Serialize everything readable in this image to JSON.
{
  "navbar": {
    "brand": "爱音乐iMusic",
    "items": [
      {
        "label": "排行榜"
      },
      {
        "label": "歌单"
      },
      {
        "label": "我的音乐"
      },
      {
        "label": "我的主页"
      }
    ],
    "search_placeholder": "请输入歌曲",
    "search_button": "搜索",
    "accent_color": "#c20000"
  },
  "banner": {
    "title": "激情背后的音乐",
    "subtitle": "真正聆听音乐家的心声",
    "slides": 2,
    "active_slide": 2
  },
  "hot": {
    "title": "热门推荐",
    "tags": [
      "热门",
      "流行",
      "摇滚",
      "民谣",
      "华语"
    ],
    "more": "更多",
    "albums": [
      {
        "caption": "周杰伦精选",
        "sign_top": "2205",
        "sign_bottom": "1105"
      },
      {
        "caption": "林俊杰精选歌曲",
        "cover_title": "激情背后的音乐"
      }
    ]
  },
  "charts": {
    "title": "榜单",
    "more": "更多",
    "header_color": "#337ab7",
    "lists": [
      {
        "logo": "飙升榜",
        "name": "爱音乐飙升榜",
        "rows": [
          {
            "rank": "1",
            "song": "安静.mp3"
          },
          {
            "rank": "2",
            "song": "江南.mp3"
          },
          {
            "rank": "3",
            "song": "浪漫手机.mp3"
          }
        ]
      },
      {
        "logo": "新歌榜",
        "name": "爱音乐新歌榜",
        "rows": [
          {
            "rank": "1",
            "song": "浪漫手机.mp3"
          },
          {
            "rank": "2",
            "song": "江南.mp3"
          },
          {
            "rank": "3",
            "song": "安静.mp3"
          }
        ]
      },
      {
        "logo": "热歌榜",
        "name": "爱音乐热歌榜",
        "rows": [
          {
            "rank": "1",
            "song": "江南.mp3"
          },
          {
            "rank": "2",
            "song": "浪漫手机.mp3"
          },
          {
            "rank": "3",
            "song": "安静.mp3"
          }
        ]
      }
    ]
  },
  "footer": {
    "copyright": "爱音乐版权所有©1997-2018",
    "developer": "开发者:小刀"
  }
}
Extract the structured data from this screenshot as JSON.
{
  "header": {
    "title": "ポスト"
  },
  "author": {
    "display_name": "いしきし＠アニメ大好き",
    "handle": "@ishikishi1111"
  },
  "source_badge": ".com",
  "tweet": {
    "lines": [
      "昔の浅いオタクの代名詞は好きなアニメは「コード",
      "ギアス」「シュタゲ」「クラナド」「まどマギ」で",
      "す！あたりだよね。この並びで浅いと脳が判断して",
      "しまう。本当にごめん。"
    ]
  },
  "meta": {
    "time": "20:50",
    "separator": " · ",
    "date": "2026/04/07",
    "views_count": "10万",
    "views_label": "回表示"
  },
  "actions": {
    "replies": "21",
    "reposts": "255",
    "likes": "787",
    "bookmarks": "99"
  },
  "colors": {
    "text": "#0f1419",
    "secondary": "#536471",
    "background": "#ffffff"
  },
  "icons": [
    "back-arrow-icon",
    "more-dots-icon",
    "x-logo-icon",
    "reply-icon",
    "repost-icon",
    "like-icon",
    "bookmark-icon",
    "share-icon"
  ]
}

+---+

[Task instructions]
Scan the material above and determine how many lines include the word "logo"; report only the number.

[Response to the task]
4